• _Exercise goal_
Gather all lines with the word "parts" in them.

• _Source data_
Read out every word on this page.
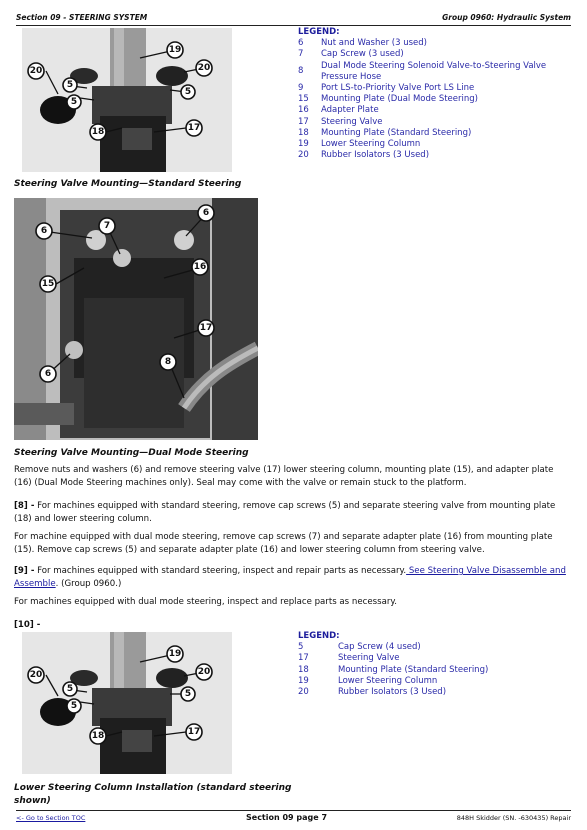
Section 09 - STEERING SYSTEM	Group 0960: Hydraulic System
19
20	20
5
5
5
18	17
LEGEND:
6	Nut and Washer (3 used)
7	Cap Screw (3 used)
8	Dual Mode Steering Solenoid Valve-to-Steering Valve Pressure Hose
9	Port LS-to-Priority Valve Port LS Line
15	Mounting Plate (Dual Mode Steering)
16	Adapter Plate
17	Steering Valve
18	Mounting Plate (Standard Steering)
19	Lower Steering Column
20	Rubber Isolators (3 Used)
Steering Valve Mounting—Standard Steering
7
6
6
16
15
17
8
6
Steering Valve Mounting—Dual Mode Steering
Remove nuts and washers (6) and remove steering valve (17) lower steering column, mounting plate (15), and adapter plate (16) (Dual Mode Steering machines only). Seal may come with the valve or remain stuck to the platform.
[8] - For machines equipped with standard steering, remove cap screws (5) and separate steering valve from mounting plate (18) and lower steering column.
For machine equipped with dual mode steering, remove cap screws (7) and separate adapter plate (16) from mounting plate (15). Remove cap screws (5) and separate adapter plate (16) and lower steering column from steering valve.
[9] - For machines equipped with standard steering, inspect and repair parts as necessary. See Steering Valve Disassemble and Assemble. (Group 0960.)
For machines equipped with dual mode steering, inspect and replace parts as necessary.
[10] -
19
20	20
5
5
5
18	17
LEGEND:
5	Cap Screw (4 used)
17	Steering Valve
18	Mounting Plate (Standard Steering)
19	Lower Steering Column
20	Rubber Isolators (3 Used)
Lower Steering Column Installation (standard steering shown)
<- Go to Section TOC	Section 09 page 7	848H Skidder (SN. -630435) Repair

• _Problem solution_
[9] - For machines equipped with standard steering, inspect and repair parts as necessary. See Steering Valve Disassemble and Assemble. (Group 0960.)
For machines equipped with dual mode steering, inspect and replace parts as necessary.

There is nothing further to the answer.